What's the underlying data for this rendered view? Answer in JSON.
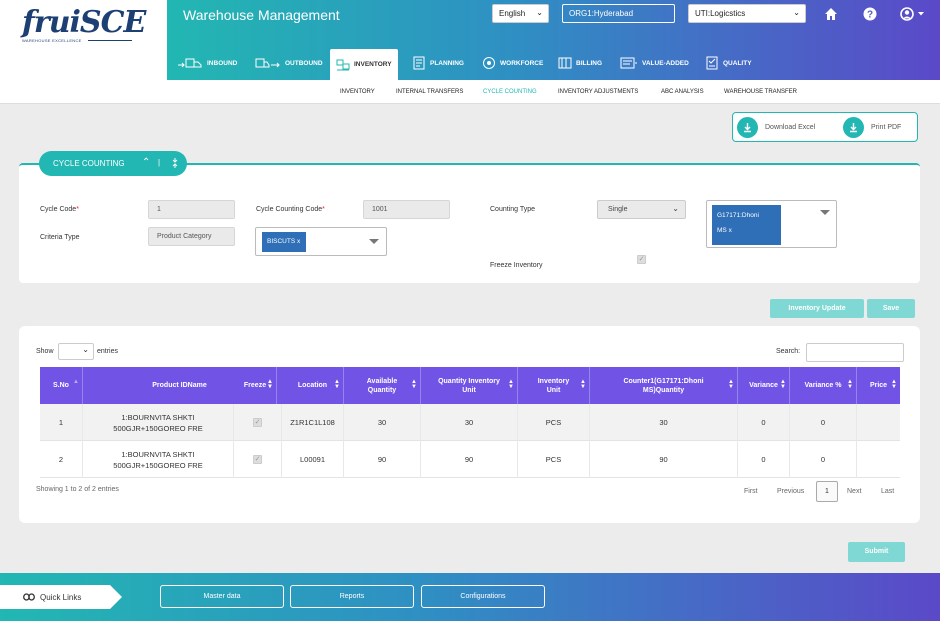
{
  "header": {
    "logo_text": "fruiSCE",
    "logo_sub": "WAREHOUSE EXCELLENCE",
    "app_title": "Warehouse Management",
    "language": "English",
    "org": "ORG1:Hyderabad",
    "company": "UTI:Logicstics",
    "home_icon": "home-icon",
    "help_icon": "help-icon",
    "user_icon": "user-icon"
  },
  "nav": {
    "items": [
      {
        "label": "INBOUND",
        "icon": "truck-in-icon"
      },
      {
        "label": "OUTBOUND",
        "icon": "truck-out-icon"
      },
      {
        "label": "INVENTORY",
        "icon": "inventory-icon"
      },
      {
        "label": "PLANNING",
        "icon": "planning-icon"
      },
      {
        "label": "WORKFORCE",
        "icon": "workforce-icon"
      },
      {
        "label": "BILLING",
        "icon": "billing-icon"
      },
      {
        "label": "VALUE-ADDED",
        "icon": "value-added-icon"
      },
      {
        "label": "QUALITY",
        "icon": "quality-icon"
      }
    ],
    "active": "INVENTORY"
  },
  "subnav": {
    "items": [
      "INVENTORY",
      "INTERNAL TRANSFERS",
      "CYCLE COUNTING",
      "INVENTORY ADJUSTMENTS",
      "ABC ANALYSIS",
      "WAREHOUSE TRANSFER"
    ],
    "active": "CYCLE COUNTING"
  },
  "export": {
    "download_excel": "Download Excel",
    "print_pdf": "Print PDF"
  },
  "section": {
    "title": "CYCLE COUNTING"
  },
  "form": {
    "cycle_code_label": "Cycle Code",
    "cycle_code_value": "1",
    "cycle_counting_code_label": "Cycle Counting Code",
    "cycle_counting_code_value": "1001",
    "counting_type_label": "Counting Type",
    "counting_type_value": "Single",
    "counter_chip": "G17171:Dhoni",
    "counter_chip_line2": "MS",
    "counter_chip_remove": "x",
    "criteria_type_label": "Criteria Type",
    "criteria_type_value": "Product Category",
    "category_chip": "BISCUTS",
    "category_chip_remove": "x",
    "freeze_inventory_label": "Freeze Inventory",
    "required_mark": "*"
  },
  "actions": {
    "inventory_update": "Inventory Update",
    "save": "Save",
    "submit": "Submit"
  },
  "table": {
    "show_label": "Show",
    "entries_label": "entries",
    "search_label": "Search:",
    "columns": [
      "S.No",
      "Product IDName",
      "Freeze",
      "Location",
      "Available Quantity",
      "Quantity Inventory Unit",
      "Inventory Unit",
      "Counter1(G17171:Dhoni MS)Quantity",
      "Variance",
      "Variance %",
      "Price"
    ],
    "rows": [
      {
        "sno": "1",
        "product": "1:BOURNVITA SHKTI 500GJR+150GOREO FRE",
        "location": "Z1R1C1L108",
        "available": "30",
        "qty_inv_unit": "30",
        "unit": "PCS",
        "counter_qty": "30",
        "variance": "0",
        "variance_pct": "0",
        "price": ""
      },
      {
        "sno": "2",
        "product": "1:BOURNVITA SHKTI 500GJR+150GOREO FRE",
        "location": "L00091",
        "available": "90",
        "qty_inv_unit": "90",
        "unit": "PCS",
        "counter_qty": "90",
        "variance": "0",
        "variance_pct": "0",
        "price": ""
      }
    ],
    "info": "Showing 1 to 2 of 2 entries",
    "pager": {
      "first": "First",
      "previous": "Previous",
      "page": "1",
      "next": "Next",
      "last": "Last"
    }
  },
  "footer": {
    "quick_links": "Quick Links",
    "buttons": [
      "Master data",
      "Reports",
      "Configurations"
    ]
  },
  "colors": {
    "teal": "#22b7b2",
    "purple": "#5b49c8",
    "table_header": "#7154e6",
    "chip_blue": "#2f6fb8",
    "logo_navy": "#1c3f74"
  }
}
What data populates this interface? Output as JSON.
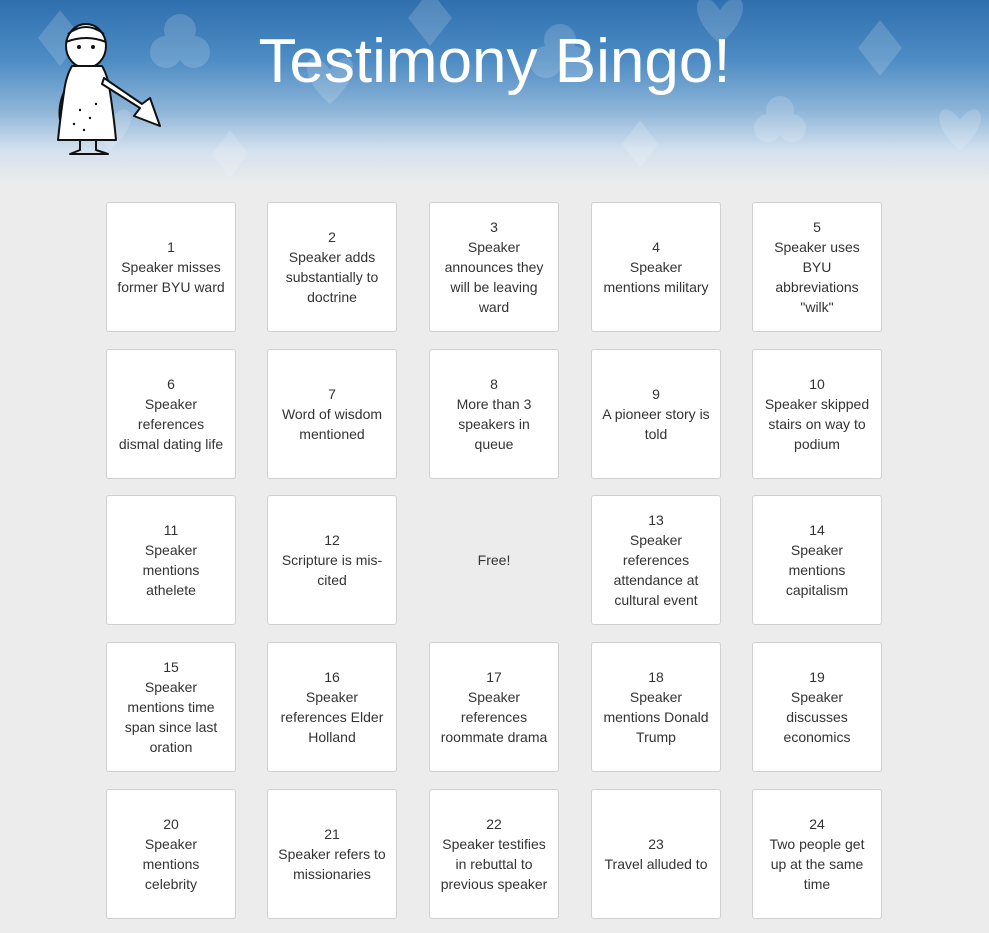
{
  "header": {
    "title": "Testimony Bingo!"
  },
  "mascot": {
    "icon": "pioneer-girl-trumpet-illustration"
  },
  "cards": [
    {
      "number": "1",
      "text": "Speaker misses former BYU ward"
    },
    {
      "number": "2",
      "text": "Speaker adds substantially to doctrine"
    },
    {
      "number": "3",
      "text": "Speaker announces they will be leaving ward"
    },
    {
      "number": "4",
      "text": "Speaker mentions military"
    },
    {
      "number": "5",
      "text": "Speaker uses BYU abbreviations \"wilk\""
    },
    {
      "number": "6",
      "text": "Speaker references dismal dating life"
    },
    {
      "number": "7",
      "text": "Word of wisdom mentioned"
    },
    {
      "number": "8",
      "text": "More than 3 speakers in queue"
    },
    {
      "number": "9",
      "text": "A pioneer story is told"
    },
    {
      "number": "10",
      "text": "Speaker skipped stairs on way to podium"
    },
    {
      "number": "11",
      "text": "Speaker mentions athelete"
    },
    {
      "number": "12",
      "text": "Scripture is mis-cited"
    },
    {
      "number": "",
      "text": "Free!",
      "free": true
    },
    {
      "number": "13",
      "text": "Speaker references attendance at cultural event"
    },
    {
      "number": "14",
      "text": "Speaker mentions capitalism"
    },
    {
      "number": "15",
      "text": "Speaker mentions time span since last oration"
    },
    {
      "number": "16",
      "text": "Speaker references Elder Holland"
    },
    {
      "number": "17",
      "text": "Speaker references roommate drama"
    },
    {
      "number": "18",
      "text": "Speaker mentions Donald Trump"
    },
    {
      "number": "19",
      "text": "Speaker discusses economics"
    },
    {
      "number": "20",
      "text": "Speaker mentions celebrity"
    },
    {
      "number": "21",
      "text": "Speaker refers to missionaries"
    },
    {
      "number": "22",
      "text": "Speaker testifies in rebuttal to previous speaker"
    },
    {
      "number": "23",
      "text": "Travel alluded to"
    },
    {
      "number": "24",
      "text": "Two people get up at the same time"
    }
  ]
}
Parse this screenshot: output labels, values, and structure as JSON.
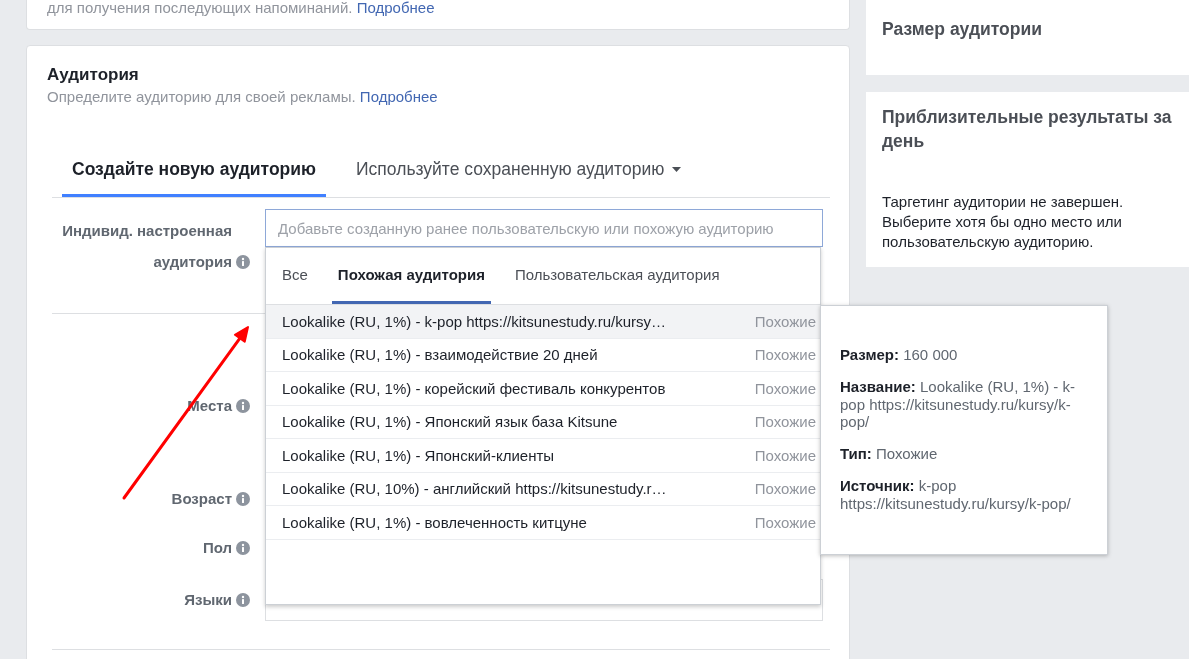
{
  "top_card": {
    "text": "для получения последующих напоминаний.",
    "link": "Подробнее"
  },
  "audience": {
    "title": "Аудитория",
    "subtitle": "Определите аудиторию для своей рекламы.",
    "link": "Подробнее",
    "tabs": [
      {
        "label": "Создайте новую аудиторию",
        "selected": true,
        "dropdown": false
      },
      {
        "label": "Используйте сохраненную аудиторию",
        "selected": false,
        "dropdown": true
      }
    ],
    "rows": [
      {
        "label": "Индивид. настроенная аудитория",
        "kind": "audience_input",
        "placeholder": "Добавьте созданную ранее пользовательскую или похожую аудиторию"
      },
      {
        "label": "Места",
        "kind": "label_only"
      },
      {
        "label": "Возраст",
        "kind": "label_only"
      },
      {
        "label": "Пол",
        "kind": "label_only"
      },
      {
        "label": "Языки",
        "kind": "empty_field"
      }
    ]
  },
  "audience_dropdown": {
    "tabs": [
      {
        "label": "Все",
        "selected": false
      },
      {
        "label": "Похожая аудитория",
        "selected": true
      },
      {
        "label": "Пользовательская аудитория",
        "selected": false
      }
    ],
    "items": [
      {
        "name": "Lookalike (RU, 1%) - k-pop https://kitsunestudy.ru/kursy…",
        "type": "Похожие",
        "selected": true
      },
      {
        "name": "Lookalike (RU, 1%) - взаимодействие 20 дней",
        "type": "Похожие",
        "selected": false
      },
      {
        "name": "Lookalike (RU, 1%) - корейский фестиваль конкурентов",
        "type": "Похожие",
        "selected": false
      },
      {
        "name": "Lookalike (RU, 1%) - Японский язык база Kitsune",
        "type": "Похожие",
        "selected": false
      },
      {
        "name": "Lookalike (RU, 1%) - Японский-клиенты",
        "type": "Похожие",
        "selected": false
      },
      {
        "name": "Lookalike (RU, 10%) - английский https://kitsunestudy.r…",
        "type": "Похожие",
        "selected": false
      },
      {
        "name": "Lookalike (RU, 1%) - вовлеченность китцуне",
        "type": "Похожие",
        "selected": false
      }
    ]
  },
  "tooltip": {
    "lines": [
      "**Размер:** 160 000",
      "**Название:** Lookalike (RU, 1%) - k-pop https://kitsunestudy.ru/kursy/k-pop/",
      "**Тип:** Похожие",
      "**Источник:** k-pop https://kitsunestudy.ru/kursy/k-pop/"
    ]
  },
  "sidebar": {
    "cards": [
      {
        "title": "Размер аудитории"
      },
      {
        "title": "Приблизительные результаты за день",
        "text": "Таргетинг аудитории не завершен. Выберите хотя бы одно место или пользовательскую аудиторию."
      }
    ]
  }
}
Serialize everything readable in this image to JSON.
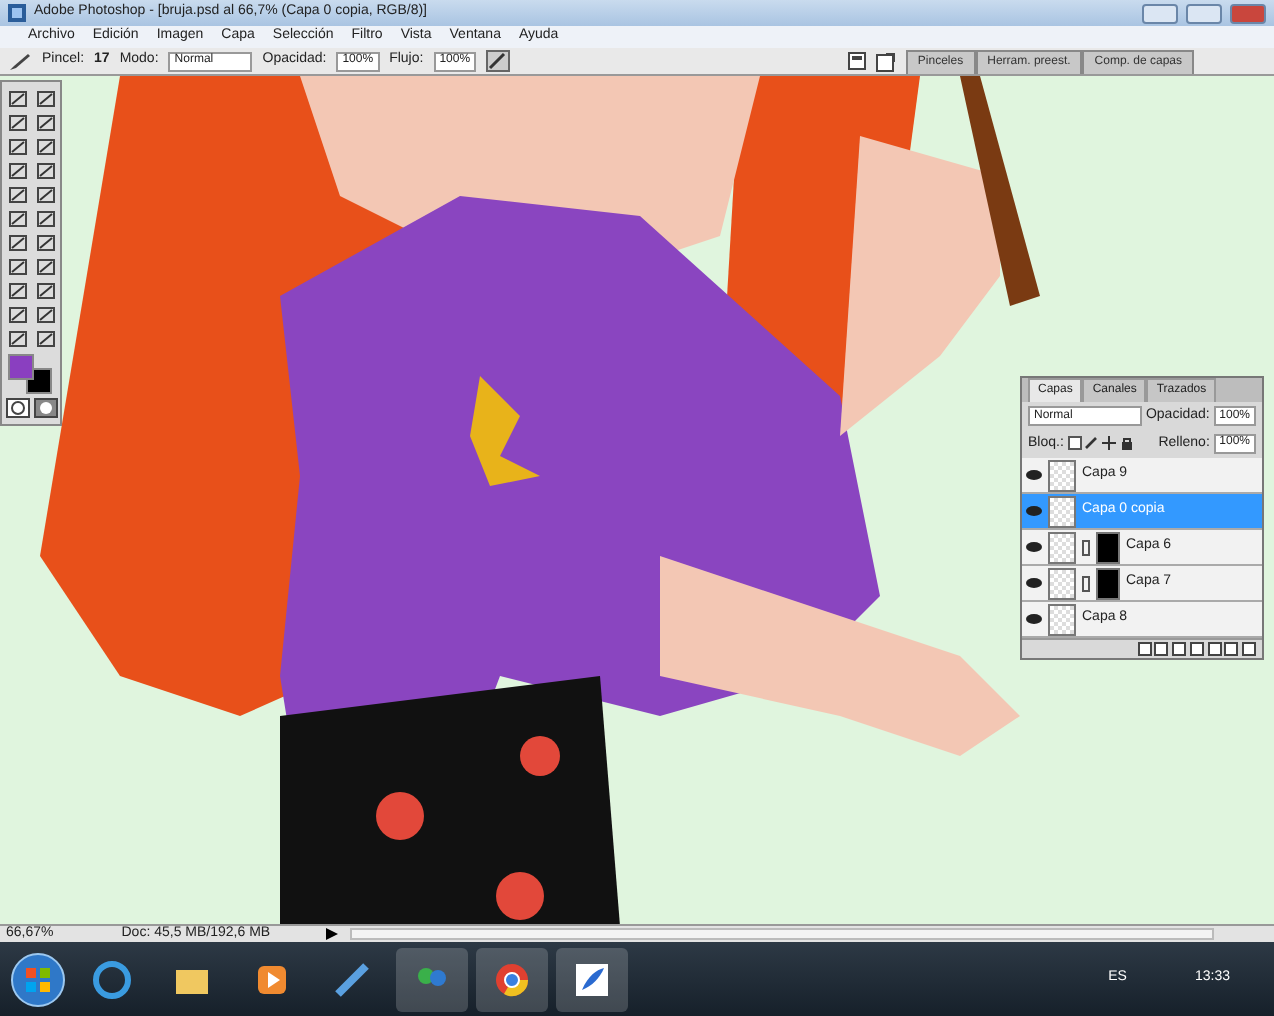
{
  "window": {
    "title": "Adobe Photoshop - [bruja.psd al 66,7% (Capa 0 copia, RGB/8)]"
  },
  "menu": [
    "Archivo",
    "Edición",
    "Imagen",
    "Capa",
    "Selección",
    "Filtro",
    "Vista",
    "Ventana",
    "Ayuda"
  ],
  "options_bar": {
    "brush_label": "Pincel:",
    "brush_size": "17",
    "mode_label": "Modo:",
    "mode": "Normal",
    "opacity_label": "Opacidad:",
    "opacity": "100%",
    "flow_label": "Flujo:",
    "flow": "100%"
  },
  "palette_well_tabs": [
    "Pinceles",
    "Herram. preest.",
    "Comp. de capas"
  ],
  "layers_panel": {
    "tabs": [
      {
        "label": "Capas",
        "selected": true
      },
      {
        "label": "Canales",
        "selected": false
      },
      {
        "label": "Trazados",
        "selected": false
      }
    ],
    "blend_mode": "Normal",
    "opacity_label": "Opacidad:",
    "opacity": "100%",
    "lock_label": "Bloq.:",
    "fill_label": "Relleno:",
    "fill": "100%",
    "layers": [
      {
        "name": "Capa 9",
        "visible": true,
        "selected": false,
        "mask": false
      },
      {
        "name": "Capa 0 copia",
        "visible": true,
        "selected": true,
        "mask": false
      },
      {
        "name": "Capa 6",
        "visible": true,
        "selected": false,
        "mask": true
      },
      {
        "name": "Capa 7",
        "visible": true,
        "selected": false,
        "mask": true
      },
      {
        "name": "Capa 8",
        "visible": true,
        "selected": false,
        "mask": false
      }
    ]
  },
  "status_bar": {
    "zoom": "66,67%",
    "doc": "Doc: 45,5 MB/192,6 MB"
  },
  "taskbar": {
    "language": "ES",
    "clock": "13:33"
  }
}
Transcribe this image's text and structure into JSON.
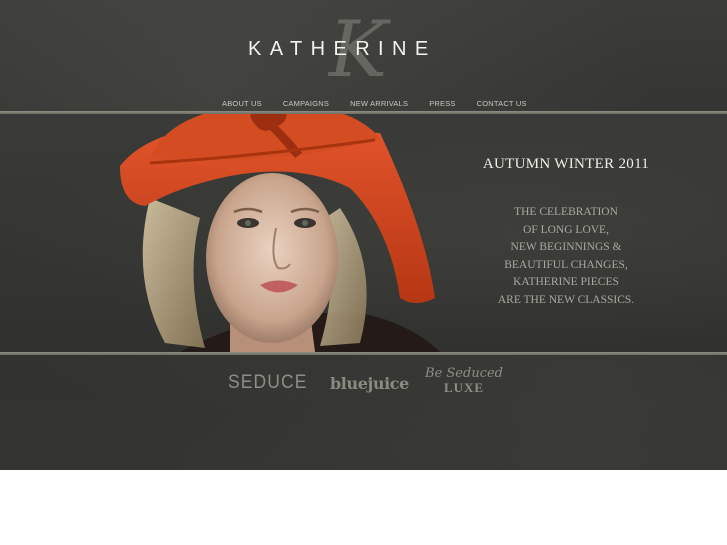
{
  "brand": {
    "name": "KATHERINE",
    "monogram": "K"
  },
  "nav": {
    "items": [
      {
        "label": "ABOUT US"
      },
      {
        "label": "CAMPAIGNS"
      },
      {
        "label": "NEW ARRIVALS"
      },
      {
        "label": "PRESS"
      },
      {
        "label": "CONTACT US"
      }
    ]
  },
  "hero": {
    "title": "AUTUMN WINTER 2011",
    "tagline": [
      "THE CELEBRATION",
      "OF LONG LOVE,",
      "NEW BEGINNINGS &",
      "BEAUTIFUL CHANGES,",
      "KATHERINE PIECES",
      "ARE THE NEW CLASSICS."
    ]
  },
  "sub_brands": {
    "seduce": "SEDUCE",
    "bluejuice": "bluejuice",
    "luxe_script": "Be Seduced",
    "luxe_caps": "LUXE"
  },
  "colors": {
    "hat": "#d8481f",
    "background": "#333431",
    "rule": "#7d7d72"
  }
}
☆ ☆ ☆ ☆ ☆
**DESCRIPTION OF THE TASK:**
Extract, from the material above, each line holding the word "pioneer".

**FINISHED ANSWER:**
    "icon": "pioneer-girl-trumpet-illustration"
      "text": "A pioneer story is told"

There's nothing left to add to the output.